** START Records supplied **

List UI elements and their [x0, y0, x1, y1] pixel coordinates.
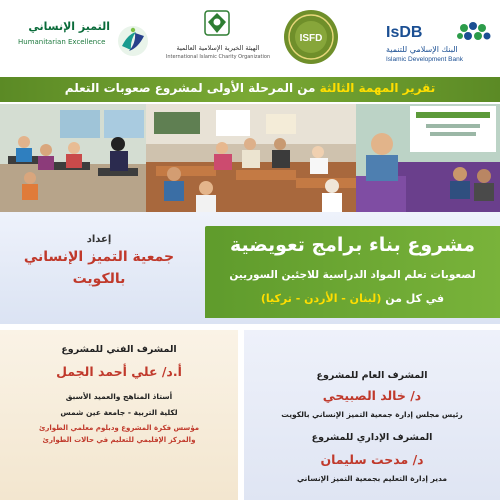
classroom-illustration-1	[0, 104, 146, 212]
report-title-prefix: تقرير المهمة الثالثة	[319, 81, 436, 95]
isfd-seal-icon	[282, 8, 340, 66]
countries-list: (لبنان - الأردن - تركيا)	[260, 292, 382, 305]
general-supervisor-name: د/ خالد الصبيحي	[322, 388, 422, 403]
humanitarian-hands-icon	[116, 24, 150, 58]
report-title-rest: من المرحلة الأولى لمشروع صعوبات التعلم	[64, 81, 316, 95]
logo-bar	[0, 0, 500, 72]
iico-logo	[158, 6, 278, 66]
preparation-org-line1: جمعية التميز الإنساني	[23, 249, 175, 265]
countries-prefix: في كل من	[385, 292, 445, 305]
technical-supervisor-desc-2: لكلية التربية - جامعة عين شمس	[60, 408, 178, 417]
admin-supervisor-label: المشرف الإداري للمشروع	[311, 432, 433, 443]
project-subtitle: لصعوبات تعلم المواد الدراسية للاجئين السوريين	[229, 269, 476, 281]
supervisors-section	[0, 330, 500, 500]
preparation-org-line2: بالكويت	[72, 271, 126, 287]
isfd-seal-label: ISFD	[299, 33, 323, 44]
classroom-photo-1	[0, 104, 146, 212]
isdb-name-en: Islamic Development Bank	[386, 56, 463, 63]
general-supervisor-label: المشرف العام للمشروع	[316, 370, 428, 381]
technical-supervisor-label: المشرف الفني للمشروع	[61, 344, 177, 355]
technical-supervisor-desc-4: والمركز الإقليمي للتعليم في حالات الطوارئ	[42, 436, 196, 444]
technical-supervisor-desc-1: أستاذ المناهج والعميد الأسبق	[65, 392, 173, 401]
classroom-photo-2	[146, 104, 356, 212]
report-title-bar	[0, 77, 500, 102]
isdb-logo	[382, 6, 494, 66]
humanitarian-name-ar: التميز الإنساني	[28, 20, 110, 33]
technical-supervisor-panel	[0, 330, 238, 500]
isdb-brand: IsDB	[386, 24, 423, 41]
iico-emblem-icon	[202, 8, 232, 38]
preparation-block	[14, 234, 184, 289]
report-title	[0, 81, 500, 95]
admin-supervisor-name: د/ مدحت سليمان	[320, 452, 424, 467]
classroom-illustration-3	[356, 104, 500, 212]
iico-name-en: International Islamic Charity Organization	[165, 54, 271, 60]
project-title: مشروع بناء برامج تعويضية	[229, 234, 476, 256]
preparation-label: إعداد	[86, 234, 112, 245]
project-title-box	[205, 226, 500, 318]
humanitarian-excellence-logo	[18, 6, 150, 66]
general-supervisor-desc: رئيس مجلس إدارة جمعية التميز الإنساني بالكويت	[281, 410, 463, 419]
project-countries	[205, 292, 500, 305]
isdb-globe-icon	[452, 18, 494, 48]
isfd-logo	[281, 6, 341, 66]
classroom-illustration-2	[146, 104, 356, 212]
iico-name-ar: الهيئة الخيرية الإسلامية العالمية	[176, 44, 260, 52]
humanitarian-name-en: Humanitarian Excellence	[18, 38, 106, 46]
classroom-photo-3	[356, 104, 500, 212]
admin-supervisor-desc: مدير إدارة التعليم بجمعية التميز الإنساني	[296, 474, 448, 483]
isdb-name-ar: البنك الإسلامي للتنمية	[386, 45, 458, 54]
general-supervisors-panel	[244, 330, 500, 500]
technical-supervisor-desc-3: مؤسس فكرة المشروع ودبلوم معلمي الطوارئ	[38, 424, 200, 432]
technical-supervisor-name: أ.د/ علي أحمد الجمل	[56, 364, 182, 379]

** END Records supplied **

* _Exercise task_
Gather every line from the entries above that contains the string "illustration", and reproduce each one in full.

* _Response to the exercise_
classroom-illustration-1	[0, 104, 146, 212]
classroom-illustration-3	[356, 104, 500, 212]
classroom-illustration-2	[146, 104, 356, 212]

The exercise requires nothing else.